The records:
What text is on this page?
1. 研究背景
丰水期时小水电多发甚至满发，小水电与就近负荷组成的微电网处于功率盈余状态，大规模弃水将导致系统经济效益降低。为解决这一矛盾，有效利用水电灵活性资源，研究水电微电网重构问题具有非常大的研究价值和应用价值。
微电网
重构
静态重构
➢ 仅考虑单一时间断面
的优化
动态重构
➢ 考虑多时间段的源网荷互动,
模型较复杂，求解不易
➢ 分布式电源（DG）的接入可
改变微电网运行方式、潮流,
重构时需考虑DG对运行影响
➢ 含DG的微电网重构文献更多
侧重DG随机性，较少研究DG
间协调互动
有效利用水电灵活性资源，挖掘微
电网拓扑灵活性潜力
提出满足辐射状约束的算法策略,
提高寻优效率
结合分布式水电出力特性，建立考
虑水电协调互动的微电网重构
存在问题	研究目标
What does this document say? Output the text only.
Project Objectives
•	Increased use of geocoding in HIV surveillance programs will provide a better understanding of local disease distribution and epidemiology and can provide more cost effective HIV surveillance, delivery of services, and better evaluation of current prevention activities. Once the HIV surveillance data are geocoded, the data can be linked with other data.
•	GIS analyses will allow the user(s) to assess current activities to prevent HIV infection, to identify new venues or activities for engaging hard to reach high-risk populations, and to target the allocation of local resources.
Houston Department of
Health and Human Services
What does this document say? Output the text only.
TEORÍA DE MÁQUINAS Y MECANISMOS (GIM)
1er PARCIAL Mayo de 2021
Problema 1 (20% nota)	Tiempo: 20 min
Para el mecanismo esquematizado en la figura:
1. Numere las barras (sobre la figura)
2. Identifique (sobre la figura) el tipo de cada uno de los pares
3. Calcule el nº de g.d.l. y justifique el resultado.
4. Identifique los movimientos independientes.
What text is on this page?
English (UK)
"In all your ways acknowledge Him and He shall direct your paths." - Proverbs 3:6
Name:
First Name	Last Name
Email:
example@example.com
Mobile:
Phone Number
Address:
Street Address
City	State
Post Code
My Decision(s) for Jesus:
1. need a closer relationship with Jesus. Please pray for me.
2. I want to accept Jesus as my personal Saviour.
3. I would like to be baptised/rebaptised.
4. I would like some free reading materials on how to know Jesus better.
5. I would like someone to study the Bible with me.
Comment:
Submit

Instructions to follow:
Say how many lines above contain the string "Identifique". Answer with the number only.

Exercise output:
2